-- Supplied data start --

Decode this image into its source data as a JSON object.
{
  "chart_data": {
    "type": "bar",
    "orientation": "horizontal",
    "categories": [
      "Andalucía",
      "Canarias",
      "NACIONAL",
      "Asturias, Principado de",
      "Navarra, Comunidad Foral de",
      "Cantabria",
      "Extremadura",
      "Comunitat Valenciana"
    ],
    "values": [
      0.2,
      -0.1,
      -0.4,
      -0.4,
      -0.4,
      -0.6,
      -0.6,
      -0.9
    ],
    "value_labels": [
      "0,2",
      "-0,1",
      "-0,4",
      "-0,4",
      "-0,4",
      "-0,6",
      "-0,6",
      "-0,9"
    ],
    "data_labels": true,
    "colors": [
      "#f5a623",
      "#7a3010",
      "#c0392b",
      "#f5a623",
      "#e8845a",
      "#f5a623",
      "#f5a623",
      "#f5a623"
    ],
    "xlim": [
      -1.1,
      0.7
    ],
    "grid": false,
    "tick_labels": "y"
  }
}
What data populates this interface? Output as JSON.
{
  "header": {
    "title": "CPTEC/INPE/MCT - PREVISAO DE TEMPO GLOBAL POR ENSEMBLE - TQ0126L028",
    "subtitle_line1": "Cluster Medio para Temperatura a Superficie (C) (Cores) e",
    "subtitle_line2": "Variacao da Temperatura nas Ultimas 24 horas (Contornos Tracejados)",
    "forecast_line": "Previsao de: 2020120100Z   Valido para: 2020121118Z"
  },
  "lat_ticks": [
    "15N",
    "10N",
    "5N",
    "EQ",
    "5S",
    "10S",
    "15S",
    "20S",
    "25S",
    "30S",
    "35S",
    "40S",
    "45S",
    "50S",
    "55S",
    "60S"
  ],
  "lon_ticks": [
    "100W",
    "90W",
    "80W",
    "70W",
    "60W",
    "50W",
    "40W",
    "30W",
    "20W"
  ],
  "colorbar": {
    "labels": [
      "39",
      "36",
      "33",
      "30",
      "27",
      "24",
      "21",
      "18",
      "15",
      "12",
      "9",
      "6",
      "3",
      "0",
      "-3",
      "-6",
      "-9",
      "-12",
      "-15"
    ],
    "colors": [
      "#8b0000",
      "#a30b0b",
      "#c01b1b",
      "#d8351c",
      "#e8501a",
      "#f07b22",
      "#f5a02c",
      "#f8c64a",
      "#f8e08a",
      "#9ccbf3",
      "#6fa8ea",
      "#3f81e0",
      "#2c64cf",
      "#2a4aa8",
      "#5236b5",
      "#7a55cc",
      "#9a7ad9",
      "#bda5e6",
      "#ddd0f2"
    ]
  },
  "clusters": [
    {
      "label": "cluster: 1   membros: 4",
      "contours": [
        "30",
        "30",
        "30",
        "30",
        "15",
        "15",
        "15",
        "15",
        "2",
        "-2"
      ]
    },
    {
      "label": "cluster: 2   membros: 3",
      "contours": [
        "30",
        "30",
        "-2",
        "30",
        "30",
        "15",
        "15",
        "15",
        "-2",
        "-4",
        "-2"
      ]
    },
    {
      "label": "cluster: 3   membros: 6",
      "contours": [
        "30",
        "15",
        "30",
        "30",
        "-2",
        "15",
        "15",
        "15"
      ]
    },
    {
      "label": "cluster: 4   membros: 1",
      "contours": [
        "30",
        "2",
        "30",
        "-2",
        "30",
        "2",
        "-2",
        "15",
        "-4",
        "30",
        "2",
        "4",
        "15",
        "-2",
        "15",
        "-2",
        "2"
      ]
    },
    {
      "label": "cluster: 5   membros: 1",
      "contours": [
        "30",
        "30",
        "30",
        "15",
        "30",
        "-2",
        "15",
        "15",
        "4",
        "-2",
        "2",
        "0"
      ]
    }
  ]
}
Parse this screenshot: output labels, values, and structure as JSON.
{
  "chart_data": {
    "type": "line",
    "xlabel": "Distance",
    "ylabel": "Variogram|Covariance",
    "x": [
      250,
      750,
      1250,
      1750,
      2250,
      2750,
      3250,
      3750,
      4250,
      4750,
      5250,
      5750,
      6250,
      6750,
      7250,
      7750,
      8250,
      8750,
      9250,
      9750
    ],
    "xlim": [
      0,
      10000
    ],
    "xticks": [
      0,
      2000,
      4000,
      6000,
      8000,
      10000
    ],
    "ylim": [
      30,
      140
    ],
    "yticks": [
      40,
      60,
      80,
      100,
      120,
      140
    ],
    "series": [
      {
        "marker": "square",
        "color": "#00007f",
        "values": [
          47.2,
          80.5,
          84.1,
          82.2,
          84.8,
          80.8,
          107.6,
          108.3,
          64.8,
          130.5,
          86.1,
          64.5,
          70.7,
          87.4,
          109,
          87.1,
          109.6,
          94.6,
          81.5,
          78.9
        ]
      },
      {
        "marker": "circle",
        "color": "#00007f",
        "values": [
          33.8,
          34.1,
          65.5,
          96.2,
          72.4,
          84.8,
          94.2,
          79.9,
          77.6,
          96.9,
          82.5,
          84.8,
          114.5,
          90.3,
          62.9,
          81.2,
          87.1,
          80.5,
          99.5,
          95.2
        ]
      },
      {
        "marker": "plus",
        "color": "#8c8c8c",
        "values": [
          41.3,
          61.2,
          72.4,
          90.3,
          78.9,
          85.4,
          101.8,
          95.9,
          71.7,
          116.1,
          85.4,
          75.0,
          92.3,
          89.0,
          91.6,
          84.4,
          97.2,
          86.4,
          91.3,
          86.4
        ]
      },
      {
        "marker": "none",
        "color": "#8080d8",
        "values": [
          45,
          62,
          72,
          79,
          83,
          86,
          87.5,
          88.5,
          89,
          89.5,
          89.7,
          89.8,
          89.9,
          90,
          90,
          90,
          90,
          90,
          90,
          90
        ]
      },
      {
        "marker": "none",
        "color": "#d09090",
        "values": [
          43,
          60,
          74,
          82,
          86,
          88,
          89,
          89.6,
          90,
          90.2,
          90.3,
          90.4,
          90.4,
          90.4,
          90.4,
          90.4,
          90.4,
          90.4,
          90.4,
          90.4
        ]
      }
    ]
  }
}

-- Supplied data end --
-- Supplied data start --

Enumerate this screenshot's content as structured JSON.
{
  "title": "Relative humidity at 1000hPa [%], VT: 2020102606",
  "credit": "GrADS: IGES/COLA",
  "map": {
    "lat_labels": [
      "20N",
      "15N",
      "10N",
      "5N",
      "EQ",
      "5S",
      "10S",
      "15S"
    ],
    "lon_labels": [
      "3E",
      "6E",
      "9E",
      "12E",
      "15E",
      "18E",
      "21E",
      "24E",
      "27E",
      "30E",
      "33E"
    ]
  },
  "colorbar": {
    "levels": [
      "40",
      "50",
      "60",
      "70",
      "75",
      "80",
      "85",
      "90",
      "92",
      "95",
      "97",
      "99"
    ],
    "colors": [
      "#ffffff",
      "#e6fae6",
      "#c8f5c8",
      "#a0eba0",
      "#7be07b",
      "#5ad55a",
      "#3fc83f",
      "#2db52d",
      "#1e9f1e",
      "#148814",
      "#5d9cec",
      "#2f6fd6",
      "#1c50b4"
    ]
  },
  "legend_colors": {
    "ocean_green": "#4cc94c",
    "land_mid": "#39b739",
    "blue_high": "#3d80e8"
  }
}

-- Supplied data end --

**Instructions to follow**
Count the lines of the data that include the string "marker", and give only that number.

**Exercise result**
5